— Begin Given data —
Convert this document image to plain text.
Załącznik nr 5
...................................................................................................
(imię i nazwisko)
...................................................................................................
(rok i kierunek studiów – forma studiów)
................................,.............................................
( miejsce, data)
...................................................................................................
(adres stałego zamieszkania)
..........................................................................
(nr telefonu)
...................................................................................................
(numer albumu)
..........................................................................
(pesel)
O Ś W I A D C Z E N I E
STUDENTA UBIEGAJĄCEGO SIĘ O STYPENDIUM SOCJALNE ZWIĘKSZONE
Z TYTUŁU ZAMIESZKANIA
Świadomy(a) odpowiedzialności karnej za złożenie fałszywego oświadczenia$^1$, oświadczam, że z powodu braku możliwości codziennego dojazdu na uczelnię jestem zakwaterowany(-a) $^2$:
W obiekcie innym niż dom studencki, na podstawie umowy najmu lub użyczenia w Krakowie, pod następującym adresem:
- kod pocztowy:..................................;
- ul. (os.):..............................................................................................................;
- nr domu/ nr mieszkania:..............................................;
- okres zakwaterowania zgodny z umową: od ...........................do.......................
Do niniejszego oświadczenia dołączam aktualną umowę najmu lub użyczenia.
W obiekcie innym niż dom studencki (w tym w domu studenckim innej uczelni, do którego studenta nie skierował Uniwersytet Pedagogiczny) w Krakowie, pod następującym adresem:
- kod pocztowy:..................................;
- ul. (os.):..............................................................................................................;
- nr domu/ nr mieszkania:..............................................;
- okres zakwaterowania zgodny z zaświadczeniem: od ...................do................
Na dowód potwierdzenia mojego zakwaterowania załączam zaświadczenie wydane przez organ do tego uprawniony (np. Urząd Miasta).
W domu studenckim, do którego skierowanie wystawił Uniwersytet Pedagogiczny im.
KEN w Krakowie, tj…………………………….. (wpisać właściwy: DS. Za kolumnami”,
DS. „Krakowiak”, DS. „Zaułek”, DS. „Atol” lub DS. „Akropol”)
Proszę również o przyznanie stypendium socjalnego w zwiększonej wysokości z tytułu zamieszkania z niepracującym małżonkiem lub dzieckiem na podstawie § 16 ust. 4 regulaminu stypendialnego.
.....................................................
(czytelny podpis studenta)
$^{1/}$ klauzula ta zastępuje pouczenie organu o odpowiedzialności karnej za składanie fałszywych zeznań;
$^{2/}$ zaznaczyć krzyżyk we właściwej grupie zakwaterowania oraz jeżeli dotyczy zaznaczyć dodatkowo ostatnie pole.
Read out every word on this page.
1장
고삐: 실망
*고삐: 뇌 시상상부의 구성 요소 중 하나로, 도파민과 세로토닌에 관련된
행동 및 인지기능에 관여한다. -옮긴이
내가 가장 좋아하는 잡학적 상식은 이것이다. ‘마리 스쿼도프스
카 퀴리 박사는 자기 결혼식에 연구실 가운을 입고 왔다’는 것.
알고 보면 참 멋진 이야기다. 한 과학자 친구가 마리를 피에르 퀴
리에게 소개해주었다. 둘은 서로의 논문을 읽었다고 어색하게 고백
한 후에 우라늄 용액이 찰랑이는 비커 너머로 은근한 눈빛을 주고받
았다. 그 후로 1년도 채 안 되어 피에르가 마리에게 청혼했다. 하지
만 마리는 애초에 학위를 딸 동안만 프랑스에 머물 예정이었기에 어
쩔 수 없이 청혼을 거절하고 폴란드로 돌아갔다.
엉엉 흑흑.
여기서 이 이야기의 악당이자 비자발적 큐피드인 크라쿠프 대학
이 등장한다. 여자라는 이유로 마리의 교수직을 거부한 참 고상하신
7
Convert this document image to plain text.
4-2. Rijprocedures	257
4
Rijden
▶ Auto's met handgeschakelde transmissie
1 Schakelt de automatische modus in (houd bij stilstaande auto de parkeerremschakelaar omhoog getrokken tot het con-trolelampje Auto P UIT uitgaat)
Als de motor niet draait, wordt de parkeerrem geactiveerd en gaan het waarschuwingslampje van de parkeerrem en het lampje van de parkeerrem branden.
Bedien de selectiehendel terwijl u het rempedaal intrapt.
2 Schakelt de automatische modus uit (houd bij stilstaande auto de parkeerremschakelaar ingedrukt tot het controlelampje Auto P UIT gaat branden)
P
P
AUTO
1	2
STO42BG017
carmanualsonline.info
— End Given data —
### Description of the task
Every line above needs to be retyped exactly.

### Correct answer
Convert this document image to plain text.
Załącznik nr 5
...................................................................................................
(imię i nazwisko)
...................................................................................................
(rok i kierunek studiów – forma studiów)
................................,.............................................
( miejsce, data)
...................................................................................................
(adres stałego zamieszkania)
..........................................................................
(nr telefonu)
...................................................................................................
(numer albumu)
..........................................................................
(pesel)
O Ś W I A D C Z E N I E
STUDENTA UBIEGAJĄCEGO SIĘ O STYPENDIUM SOCJALNE ZWIĘKSZONE
Z TYTUŁU ZAMIESZKANIA
Świadomy(a) odpowiedzialności karnej za złożenie fałszywego oświadczenia$^1$, oświadczam, że z powodu braku możliwości codziennego dojazdu na uczelnię jestem zakwaterowany(-a) $^2$:
W obiekcie innym niż dom studencki, na podstawie umowy najmu lub użyczenia w Krakowie, pod następującym adresem:
- kod pocztowy:..................................;
- ul. (os.):..............................................................................................................;
- nr domu/ nr mieszkania:..............................................;
- okres zakwaterowania zgodny z umową: od ...........................do.......................
Do niniejszego oświadczenia dołączam aktualną umowę najmu lub użyczenia.
W obiekcie innym niż dom studencki (w tym w domu studenckim innej uczelni, do którego studenta nie skierował Uniwersytet Pedagogiczny) w Krakowie, pod następującym adresem:
- kod pocztowy:..................................;
- ul. (os.):..............................................................................................................;
- nr domu/ nr mieszkania:..............................................;
- okres zakwaterowania zgodny z zaświadczeniem: od ...................do................
Na dowód potwierdzenia mojego zakwaterowania załączam zaświadczenie wydane przez organ do tego uprawniony (np. Urząd Miasta).
W domu studenckim, do którego skierowanie wystawił Uniwersytet Pedagogiczny im.
KEN w Krakowie, tj…………………………….. (wpisać właściwy: DS. Za kolumnami”,
DS. „Krakowiak”, DS. „Zaułek”, DS. „Atol” lub DS. „Akropol”)
Proszę również o przyznanie stypendium socjalnego w zwiększonej wysokości z tytułu zamieszkania z niepracującym małżonkiem lub dzieckiem na podstawie § 16 ust. 4 regulaminu stypendialnego.
.....................................................
(czytelny podpis studenta)
$^{1/}$ klauzula ta zastępuje pouczenie organu o odpowiedzialności karnej za składanie fałszywych zeznań;
$^{2/}$ zaznaczyć krzyżyk we właściwej grupie zakwaterowania oraz jeżeli dotyczy zaznaczyć dodatkowo ostatnie pole.
Read out every word on this page.
1장
고삐: 실망
*고삐: 뇌 시상상부의 구성 요소 중 하나로, 도파민과 세로토닌에 관련된
행동 및 인지기능에 관여한다. -옮긴이
내가 가장 좋아하는 잡학적 상식은 이것이다. ‘마리 스쿼도프스
카 퀴리 박사는 자기 결혼식에 연구실 가운을 입고 왔다’는 것.
알고 보면 참 멋진 이야기다. 한 과학자 친구가 마리를 피에르 퀴
리에게 소개해주었다. 둘은 서로의 논문을 읽었다고 어색하게 고백
한 후에 우라늄 용액이 찰랑이는 비커 너머로 은근한 눈빛을 주고받
았다. 그 후로 1년도 채 안 되어 피에르가 마리에게 청혼했다. 하지
만 마리는 애초에 학위를 딸 동안만 프랑스에 머물 예정이었기에 어
쩔 수 없이 청혼을 거절하고 폴란드로 돌아갔다.
엉엉 흑흑.
여기서 이 이야기의 악당이자 비자발적 큐피드인 크라쿠프 대학
이 등장한다. 여자라는 이유로 마리의 교수직을 거부한 참 고상하신
7
Convert this document image to plain text.
4-2. Rijprocedures	257
4
Rijden
▶ Auto's met handgeschakelde transmissie
1 Schakelt de automatische modus in (houd bij stilstaande auto de parkeerremschakelaar omhoog getrokken tot het con-trolelampje Auto P UIT uitgaat)
Als de motor niet draait, wordt de parkeerrem geactiveerd en gaan het waarschuwingslampje van de parkeerrem en het lampje van de parkeerrem branden.
Bedien de selectiehendel terwijl u het rempedaal intrapt.
2 Schakelt de automatische modus uit (houd bij stilstaande auto de parkeerremschakelaar ingedrukt tot het controlelampje Auto P UIT gaat branden)
P
P
AUTO
1	2
STO42BG017
carmanualsonline.info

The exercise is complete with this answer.